TASK OBJECTIVE
Reproduce the following data word for word, leaving out the pictures.

(Records of where elements appear)
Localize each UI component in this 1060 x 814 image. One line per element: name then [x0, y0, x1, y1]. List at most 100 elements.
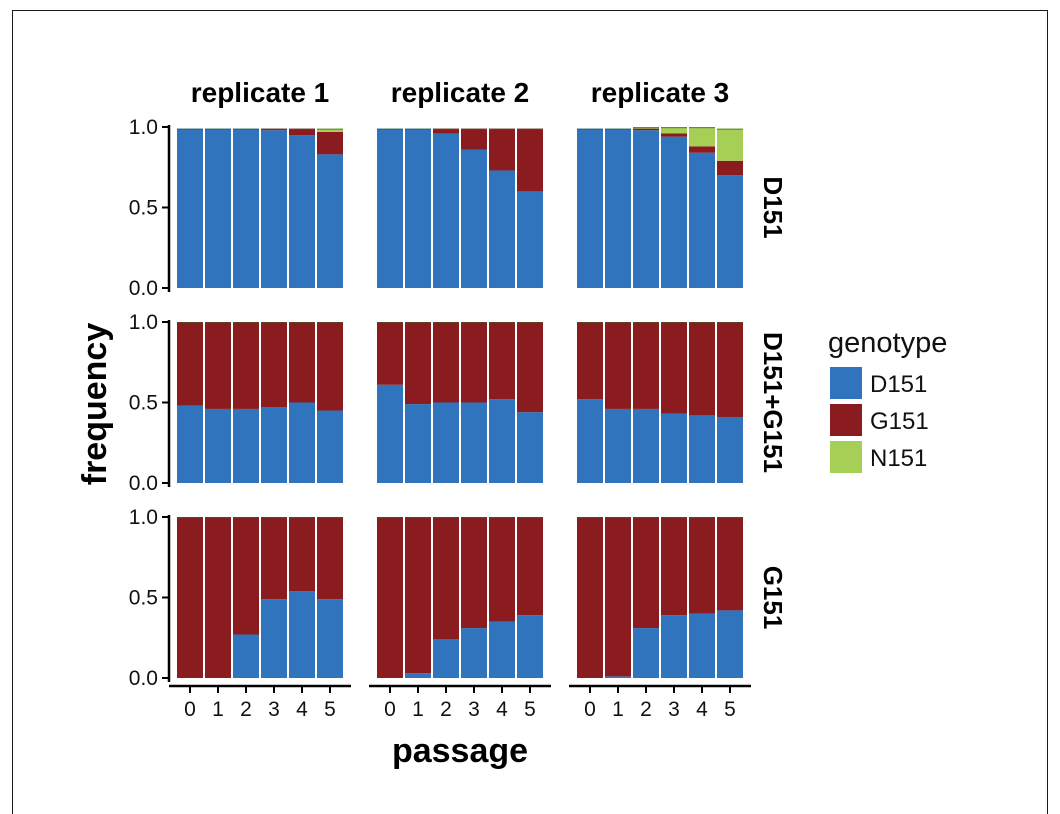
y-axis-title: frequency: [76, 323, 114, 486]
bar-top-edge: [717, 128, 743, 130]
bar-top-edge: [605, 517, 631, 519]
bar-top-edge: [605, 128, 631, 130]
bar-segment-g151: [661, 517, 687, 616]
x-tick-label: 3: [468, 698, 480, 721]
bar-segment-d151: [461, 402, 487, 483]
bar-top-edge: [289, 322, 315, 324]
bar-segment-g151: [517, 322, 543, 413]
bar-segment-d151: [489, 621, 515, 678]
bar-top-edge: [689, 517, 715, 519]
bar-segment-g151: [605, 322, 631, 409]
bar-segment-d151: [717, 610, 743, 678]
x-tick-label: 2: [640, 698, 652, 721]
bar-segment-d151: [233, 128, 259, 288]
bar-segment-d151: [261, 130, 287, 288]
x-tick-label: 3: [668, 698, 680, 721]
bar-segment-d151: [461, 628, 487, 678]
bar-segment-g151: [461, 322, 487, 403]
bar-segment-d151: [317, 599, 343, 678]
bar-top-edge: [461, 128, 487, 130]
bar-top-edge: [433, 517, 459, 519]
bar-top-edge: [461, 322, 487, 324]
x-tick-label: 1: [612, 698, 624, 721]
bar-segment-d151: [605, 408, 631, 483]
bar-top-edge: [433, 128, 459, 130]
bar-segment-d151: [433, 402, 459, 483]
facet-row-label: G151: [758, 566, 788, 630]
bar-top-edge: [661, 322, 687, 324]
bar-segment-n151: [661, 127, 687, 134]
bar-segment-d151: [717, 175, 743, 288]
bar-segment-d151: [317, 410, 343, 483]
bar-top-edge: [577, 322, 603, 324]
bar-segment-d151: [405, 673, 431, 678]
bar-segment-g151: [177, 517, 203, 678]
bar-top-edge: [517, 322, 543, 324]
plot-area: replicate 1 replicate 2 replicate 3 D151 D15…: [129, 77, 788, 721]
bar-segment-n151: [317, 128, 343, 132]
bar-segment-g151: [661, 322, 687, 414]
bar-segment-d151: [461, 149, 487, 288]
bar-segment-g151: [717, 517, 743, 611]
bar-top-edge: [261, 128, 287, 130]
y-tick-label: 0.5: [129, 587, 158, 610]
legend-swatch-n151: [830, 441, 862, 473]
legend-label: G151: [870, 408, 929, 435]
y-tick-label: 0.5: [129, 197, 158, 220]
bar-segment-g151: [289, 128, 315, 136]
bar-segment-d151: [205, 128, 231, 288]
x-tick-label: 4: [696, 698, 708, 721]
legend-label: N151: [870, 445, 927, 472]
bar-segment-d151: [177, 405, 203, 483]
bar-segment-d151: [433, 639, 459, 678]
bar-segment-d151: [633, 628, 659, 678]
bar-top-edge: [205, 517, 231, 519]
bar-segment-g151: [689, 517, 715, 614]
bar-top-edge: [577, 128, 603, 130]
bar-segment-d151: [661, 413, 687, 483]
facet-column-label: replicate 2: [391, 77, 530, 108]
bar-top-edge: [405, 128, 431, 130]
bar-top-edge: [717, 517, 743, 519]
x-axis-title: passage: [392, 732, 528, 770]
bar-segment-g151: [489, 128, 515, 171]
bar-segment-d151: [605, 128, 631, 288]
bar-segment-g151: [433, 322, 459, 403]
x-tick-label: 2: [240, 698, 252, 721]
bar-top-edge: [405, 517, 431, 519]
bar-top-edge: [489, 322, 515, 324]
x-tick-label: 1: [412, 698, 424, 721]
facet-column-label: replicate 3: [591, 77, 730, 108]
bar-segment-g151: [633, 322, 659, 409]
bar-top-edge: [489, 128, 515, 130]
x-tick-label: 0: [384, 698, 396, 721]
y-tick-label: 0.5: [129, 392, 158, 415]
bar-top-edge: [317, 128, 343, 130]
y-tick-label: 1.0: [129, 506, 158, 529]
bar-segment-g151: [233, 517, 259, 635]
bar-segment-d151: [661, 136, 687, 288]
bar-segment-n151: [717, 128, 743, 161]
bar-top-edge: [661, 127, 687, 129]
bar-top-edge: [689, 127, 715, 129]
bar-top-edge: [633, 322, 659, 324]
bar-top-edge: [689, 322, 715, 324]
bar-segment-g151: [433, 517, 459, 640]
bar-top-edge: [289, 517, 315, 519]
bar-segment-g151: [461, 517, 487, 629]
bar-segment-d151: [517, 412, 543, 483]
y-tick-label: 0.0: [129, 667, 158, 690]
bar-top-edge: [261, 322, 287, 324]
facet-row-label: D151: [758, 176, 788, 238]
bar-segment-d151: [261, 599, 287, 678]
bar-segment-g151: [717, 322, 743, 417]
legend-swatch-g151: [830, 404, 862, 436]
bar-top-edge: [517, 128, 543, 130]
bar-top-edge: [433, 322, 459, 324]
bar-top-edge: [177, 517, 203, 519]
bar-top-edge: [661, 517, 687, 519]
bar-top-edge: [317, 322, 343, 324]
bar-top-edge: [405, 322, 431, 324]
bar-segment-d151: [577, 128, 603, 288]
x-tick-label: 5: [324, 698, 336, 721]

WRITTEN RESPONSE
Localize each UI component in this 1060 x 814 image. One line per element: name then [x0, y0, x1, y1]. List at most 100 elements.
y-axis-title: frequency: [76, 323, 114, 486]
bar-top-edge: [717, 128, 743, 130]
bar-top-edge: [605, 517, 631, 519]
bar-top-edge: [605, 128, 631, 130]
bar-segment-g151: [661, 517, 687, 616]
x-tick-label: 3: [468, 698, 480, 721]
bar-segment-d151: [461, 402, 487, 483]
bar-top-edge: [289, 322, 315, 324]
bar-segment-g151: [517, 322, 543, 413]
bar-segment-d151: [489, 621, 515, 678]
bar-top-edge: [689, 517, 715, 519]
bar-segment-g151: [605, 322, 631, 409]
bar-segment-d151: [717, 610, 743, 678]
x-tick-label: 2: [640, 698, 652, 721]
bar-segment-d151: [233, 128, 259, 288]
bar-segment-d151: [261, 130, 287, 288]
x-tick-label: 3: [668, 698, 680, 721]
bar-segment-d151: [461, 628, 487, 678]
bar-segment-g151: [461, 322, 487, 403]
bar-segment-d151: [317, 599, 343, 678]
bar-top-edge: [461, 128, 487, 130]
bar-top-edge: [433, 517, 459, 519]
bar-top-edge: [461, 322, 487, 324]
x-tick-label: 1: [612, 698, 624, 721]
bar-segment-d151: [605, 408, 631, 483]
bar-top-edge: [433, 128, 459, 130]
bar-segment-d151: [433, 402, 459, 483]
facet-row-label: G151: [758, 566, 788, 630]
bar-top-edge: [661, 322, 687, 324]
bar-segment-n151: [661, 127, 687, 134]
bar-segment-d151: [717, 175, 743, 288]
bar-segment-d151: [317, 410, 343, 483]
bar-top-edge: [577, 322, 603, 324]
bar-segment-d151: [405, 673, 431, 678]
bar-segment-g151: [177, 517, 203, 678]
bar-top-edge: [517, 322, 543, 324]
plot-area: replicate 1 replicate 2 replicate 3 D151 D15…: [129, 77, 788, 721]
bar-segment-n151: [317, 128, 343, 132]
bar-segment-g151: [661, 322, 687, 414]
bar-segment-d151: [461, 149, 487, 288]
bar-segment-g151: [717, 517, 743, 611]
bar-top-edge: [261, 128, 287, 130]
y-tick-label: 0.5: [129, 587, 158, 610]
legend-swatch-n151: [830, 441, 862, 473]
legend-label: G151: [870, 408, 929, 435]
y-tick-label: 0.5: [129, 197, 158, 220]
bar-segment-g151: [289, 128, 315, 136]
bar-segment-d151: [205, 128, 231, 288]
x-tick-label: 4: [696, 698, 708, 721]
legend-label: N151: [870, 445, 927, 472]
bar-segment-d151: [177, 405, 203, 483]
bar-segment-d151: [433, 639, 459, 678]
bar-segment-d151: [633, 628, 659, 678]
bar-top-edge: [205, 517, 231, 519]
bar-segment-g151: [689, 517, 715, 614]
bar-top-edge: [577, 128, 603, 130]
bar-segment-d151: [661, 413, 687, 483]
facet-column-label: replicate 2: [391, 77, 530, 108]
bar-top-edge: [405, 128, 431, 130]
bar-top-edge: [717, 517, 743, 519]
x-axis-title: passage: [392, 732, 528, 770]
bar-segment-g151: [489, 128, 515, 171]
bar-segment-d151: [605, 128, 631, 288]
bar-segment-g151: [433, 322, 459, 403]
x-tick-label: 2: [240, 698, 252, 721]
bar-top-edge: [405, 517, 431, 519]
bar-top-edge: [489, 322, 515, 324]
x-tick-label: 1: [412, 698, 424, 721]
facet-column-label: replicate 3: [591, 77, 730, 108]
bar-segment-g151: [633, 322, 659, 409]
bar-top-edge: [489, 128, 515, 130]
x-tick-label: 0: [384, 698, 396, 721]
y-tick-label: 0.5: [129, 392, 158, 415]
bar-top-edge: [317, 128, 343, 130]
y-tick-label: 1.0: [129, 506, 158, 529]
bar-segment-g151: [233, 517, 259, 635]
bar-segment-d151: [661, 136, 687, 288]
bar-segment-n151: [717, 128, 743, 161]
bar-top-edge: [661, 127, 687, 129]
bar-top-edge: [689, 127, 715, 129]
bar-top-edge: [633, 322, 659, 324]
bar-top-edge: [689, 322, 715, 324]
bar-segment-g151: [433, 517, 459, 640]
bar-top-edge: [289, 517, 315, 519]
bar-segment-g151: [461, 517, 487, 629]
bar-segment-d151: [517, 412, 543, 483]
y-tick-label: 0.0: [129, 667, 158, 690]
bar-top-edge: [261, 322, 287, 324]
facet-row-label: D151: [758, 176, 788, 238]
bar-segment-d151: [261, 599, 287, 678]
bar-segment-g151: [717, 322, 743, 417]
legend-swatch-g151: [830, 404, 862, 436]
bar-top-edge: [517, 128, 543, 130]
bar-top-edge: [433, 322, 459, 324]
bar-top-edge: [177, 517, 203, 519]
bar-top-edge: [661, 517, 687, 519]
bar-top-edge: [317, 322, 343, 324]
bar-top-edge: [405, 322, 431, 324]
bar-segment-d151: [577, 128, 603, 288]
x-tick-label: 5: [324, 698, 336, 721]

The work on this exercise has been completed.